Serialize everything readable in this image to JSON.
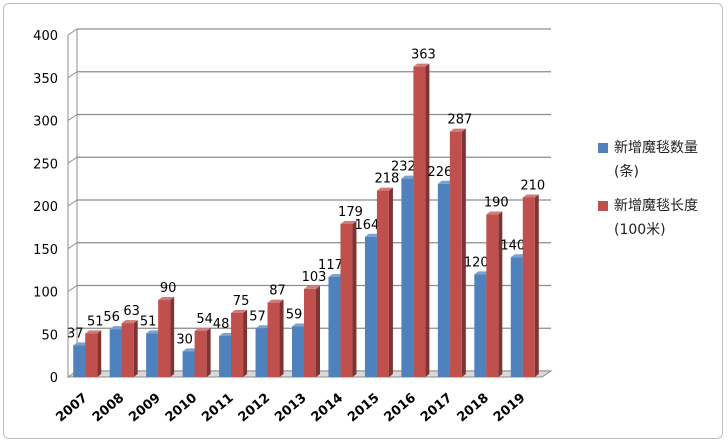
{
  "chart_data": {
    "type": "bar",
    "title": "",
    "xlabel": "",
    "ylabel": "",
    "ylim": [
      0,
      400
    ],
    "yticks": [
      0,
      50,
      100,
      150,
      200,
      250,
      300,
      350,
      400
    ],
    "ytick_labels": [
      "0",
      "50",
      "100",
      "150",
      "200",
      "250",
      "300",
      "350",
      "400"
    ],
    "categories": [
      "2007",
      "2008",
      "2009",
      "2010",
      "2011",
      "2012",
      "2013",
      "2014",
      "2015",
      "2016",
      "2017",
      "2018",
      "2019"
    ],
    "series": [
      {
        "name": "新增魔毯数量",
        "name_line2": "(条)",
        "color": "#4f81bd",
        "values": [
          37,
          56,
          51,
          30,
          48,
          57,
          59,
          117,
          164,
          232,
          226,
          120,
          140
        ],
        "labels": [
          "37",
          "56",
          "51",
          "30",
          "48",
          "57",
          "59",
          "117",
          "164",
          "232",
          "226",
          "120",
          "140"
        ]
      },
      {
        "name": "新增魔毯长度",
        "name_line2": "(100米)",
        "color": "#c0504d",
        "values": [
          51,
          63,
          90,
          54,
          75,
          87,
          103,
          179,
          218,
          363,
          287,
          190,
          210
        ],
        "labels": [
          "51",
          "63",
          "90",
          "54",
          "75",
          "87",
          "103",
          "179",
          "218",
          "363",
          "287",
          "190",
          "210"
        ]
      }
    ],
    "grid": true,
    "legend_position": "right"
  }
}
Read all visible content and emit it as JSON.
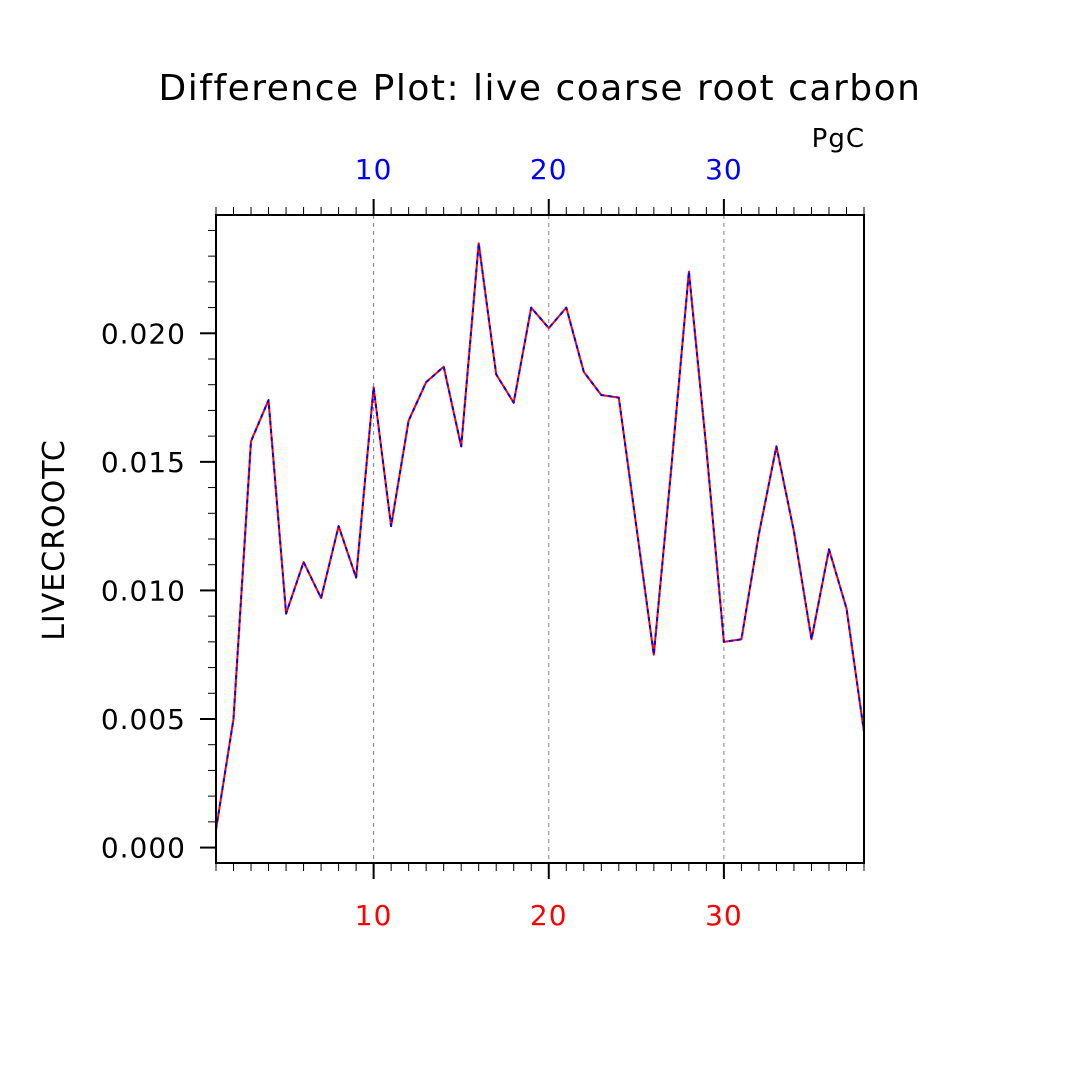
{
  "chart_data": {
    "type": "line",
    "title": "Difference Plot: live coarse root carbon",
    "units": "PgC",
    "ylabel": "LIVECROOTC",
    "xlim": [
      1,
      38
    ],
    "ylim": [
      -0.0006,
      0.0246
    ],
    "y_ticks": [
      "0.000",
      "0.005",
      "0.010",
      "0.015",
      "0.020"
    ],
    "y_tick_values": [
      0.0,
      0.005,
      0.01,
      0.015,
      0.02
    ],
    "x_ticks_bottom": [
      "10",
      "20",
      "30"
    ],
    "x_ticks_top": [
      "10",
      "20",
      "30"
    ],
    "x_tick_values": [
      10,
      20,
      30
    ],
    "grid": "dashed vertical at major x ticks",
    "x": [
      1,
      2,
      3,
      4,
      5,
      6,
      7,
      8,
      9,
      10,
      11,
      12,
      13,
      14,
      15,
      16,
      17,
      18,
      19,
      20,
      21,
      22,
      23,
      24,
      25,
      26,
      27,
      28,
      29,
      30,
      31,
      32,
      33,
      34,
      35,
      36,
      37,
      38
    ],
    "series": [
      {
        "color": "#ff0000",
        "values": [
          0.0007,
          0.005,
          0.0158,
          0.0174,
          0.0091,
          0.0111,
          0.0097,
          0.0125,
          0.0105,
          0.0179,
          0.0125,
          0.0166,
          0.0181,
          0.0187,
          0.0156,
          0.0235,
          0.0184,
          0.0173,
          0.021,
          0.0202,
          0.021,
          0.0185,
          0.0176,
          0.0175,
          0.0125,
          0.0075,
          0.0148,
          0.0224,
          0.0155,
          0.008,
          0.0081,
          0.0122,
          0.0156,
          0.0123,
          0.0081,
          0.0116,
          0.0093,
          0.0045
        ]
      },
      {
        "color": "#0000ff",
        "values": [
          0.0007,
          0.005,
          0.0158,
          0.0174,
          0.0091,
          0.0111,
          0.0097,
          0.0125,
          0.0105,
          0.0179,
          0.0125,
          0.0166,
          0.0181,
          0.0187,
          0.0156,
          0.0235,
          0.0184,
          0.0173,
          0.021,
          0.0202,
          0.021,
          0.0185,
          0.0176,
          0.0175,
          0.0125,
          0.0075,
          0.0148,
          0.0224,
          0.0155,
          0.008,
          0.0081,
          0.0122,
          0.0156,
          0.0123,
          0.0081,
          0.0116,
          0.0093,
          0.0045
        ]
      }
    ],
    "colors": {
      "bottom_axis": "#ff0000",
      "top_axis": "#0000ff",
      "frame": "#000000",
      "grid": "#808080"
    }
  }
}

▬▬▬▬▬▬▬▬▬▬

WORK TO DO: Leave the pictures out and print the records above exactly as they stand.

WRITTEN SOLUTION:
Serialize everything readable in this image to JSON.
{
  "chart_data": {
    "type": "bar",
    "title": "",
    "xlabel": "",
    "ylabel": "",
    "ylim": [
      0,
      400
    ],
    "yticks": [
      0,
      50,
      100,
      150,
      200,
      250,
      300,
      350,
      400
    ],
    "ytick_labels": [
      "0",
      "50",
      "100",
      "150",
      "200",
      "250",
      "300",
      "350",
      "400"
    ],
    "categories": [
      "2007",
      "2008",
      "2009",
      "2010",
      "2011",
      "2012",
      "2013",
      "2014",
      "2015",
      "2016",
      "2017",
      "2018",
      "2019"
    ],
    "series": [
      {
        "name": "新增魔毯数量",
        "name_line2": "(条)",
        "color": "#4f81bd",
        "values": [
          37,
          56,
          51,
          30,
          48,
          57,
          59,
          117,
          164,
          232,
          226,
          120,
          140
        ],
        "labels": [
          "37",
          "56",
          "51",
          "30",
          "48",
          "57",
          "59",
          "117",
          "164",
          "232",
          "226",
          "120",
          "140"
        ]
      },
      {
        "name": "新增魔毯长度",
        "name_line2": "(100米)",
        "color": "#c0504d",
        "values": [
          51,
          63,
          90,
          54,
          75,
          87,
          103,
          179,
          218,
          363,
          287,
          190,
          210
        ],
        "labels": [
          "51",
          "63",
          "90",
          "54",
          "75",
          "87",
          "103",
          "179",
          "218",
          "363",
          "287",
          "190",
          "210"
        ]
      }
    ],
    "grid": true,
    "legend_position": "right"
  }
}
Read all visible content and emit it as JSON.
{
  "chart_data": {
    "type": "line",
    "title": "Difference Plot: live coarse root carbon",
    "units": "PgC",
    "ylabel": "LIVECROOTC",
    "xlim": [
      1,
      38
    ],
    "ylim": [
      -0.0006,
      0.0246
    ],
    "y_ticks": [
      "0.000",
      "0.005",
      "0.010",
      "0.015",
      "0.020"
    ],
    "y_tick_values": [
      0.0,
      0.005,
      0.01,
      0.015,
      0.02
    ],
    "x_ticks_bottom": [
      "10",
      "20",
      "30"
    ],
    "x_ticks_top": [
      "10",
      "20",
      "30"
    ],
    "x_tick_values": [
      10,
      20,
      30
    ],
    "grid": "dashed vertical at major x ticks",
    "x": [
      1,
      2,
      3,
      4,
      5,
      6,
      7,
      8,
      9,
      10,
      11,
      12,
      13,
      14,
      15,
      16,
      17,
      18,
      19,
      20,
      21,
      22,
      23,
      24,
      25,
      26,
      27,
      28,
      29,
      30,
      31,
      32,
      33,
      34,
      35,
      36,
      37,
      38
    ],
    "series": [
      {
        "color": "#ff0000",
        "values": [
          0.0007,
          0.005,
          0.0158,
          0.0174,
          0.0091,
          0.0111,
          0.0097,
          0.0125,
          0.0105,
          0.0179,
          0.0125,
          0.0166,
          0.0181,
          0.0187,
          0.0156,
          0.0235,
          0.0184,
          0.0173,
          0.021,
          0.0202,
          0.021,
          0.0185,
          0.0176,
          0.0175,
          0.0125,
          0.0075,
          0.0148,
          0.0224,
          0.0155,
          0.008,
          0.0081,
          0.0122,
          0.0156,
          0.0123,
          0.0081,
          0.0116,
          0.0093,
          0.0045
        ]
      },
      {
        "color": "#0000ff",
        "values": [
          0.0007,
          0.005,
          0.0158,
          0.0174,
          0.0091,
          0.0111,
          0.0097,
          0.0125,
          0.0105,
          0.0179,
          0.0125,
          0.0166,
          0.0181,
          0.0187,
          0.0156,
          0.0235,
          0.0184,
          0.0173,
          0.021,
          0.0202,
          0.021,
          0.0185,
          0.0176,
          0.0175,
          0.0125,
          0.0075,
          0.0148,
          0.0224,
          0.0155,
          0.008,
          0.0081,
          0.0122,
          0.0156,
          0.0123,
          0.0081,
          0.0116,
          0.0093,
          0.0045
        ]
      }
    ],
    "colors": {
      "bottom_axis": "#ff0000",
      "top_axis": "#0000ff",
      "frame": "#000000",
      "grid": "#808080"
    }
  }
}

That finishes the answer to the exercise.